◆ **What the exercise asks**:
Look through the listing for the word "TEMPERATURE". Copy each line that has it.

◆ **Data in this exercise**:
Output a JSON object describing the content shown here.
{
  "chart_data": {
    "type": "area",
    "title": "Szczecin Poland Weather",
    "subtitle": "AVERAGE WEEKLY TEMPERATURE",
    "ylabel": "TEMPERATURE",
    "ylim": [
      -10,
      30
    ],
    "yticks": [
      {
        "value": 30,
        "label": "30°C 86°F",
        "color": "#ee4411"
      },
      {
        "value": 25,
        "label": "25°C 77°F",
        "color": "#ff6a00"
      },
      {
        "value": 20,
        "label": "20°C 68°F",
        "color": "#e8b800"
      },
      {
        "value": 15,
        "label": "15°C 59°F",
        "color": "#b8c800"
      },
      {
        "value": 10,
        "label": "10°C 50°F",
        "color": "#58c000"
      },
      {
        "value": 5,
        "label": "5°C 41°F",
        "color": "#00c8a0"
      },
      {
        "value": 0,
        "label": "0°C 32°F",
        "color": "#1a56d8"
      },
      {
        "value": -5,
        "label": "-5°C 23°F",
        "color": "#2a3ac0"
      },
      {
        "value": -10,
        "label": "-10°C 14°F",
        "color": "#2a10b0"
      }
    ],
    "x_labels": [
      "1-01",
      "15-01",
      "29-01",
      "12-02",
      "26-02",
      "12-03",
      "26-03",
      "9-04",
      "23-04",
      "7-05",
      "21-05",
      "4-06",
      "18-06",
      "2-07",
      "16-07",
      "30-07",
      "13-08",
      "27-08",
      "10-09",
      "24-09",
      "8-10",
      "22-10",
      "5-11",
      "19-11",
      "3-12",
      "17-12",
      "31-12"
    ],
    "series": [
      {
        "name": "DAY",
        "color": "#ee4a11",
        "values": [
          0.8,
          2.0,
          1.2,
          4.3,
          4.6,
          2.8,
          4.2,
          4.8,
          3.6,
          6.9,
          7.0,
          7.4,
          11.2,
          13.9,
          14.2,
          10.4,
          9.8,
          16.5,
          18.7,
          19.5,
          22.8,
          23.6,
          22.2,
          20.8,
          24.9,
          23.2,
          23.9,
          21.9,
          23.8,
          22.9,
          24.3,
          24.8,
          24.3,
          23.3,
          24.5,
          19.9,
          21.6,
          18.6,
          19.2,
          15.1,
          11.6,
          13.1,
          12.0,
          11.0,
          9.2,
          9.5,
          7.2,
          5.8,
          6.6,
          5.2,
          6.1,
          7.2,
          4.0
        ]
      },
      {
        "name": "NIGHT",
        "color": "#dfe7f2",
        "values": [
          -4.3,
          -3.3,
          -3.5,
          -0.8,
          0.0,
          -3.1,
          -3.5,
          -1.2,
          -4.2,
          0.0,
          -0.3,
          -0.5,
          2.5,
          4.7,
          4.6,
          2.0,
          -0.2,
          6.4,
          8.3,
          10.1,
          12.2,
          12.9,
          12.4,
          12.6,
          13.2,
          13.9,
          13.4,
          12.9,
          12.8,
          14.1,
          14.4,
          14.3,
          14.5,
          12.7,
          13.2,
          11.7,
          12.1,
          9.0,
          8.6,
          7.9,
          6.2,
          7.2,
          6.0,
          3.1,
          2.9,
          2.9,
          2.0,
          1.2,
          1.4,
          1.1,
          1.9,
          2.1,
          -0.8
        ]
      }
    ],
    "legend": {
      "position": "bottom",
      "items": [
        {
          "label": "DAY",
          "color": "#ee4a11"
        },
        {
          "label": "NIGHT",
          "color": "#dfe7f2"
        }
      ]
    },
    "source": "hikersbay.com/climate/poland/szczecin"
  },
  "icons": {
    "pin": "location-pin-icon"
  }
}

◆ **Exercise result**:
    "subtitle": "AVERAGE WEEKLY TEMPERATURE",
    "ylabel": "TEMPERATURE",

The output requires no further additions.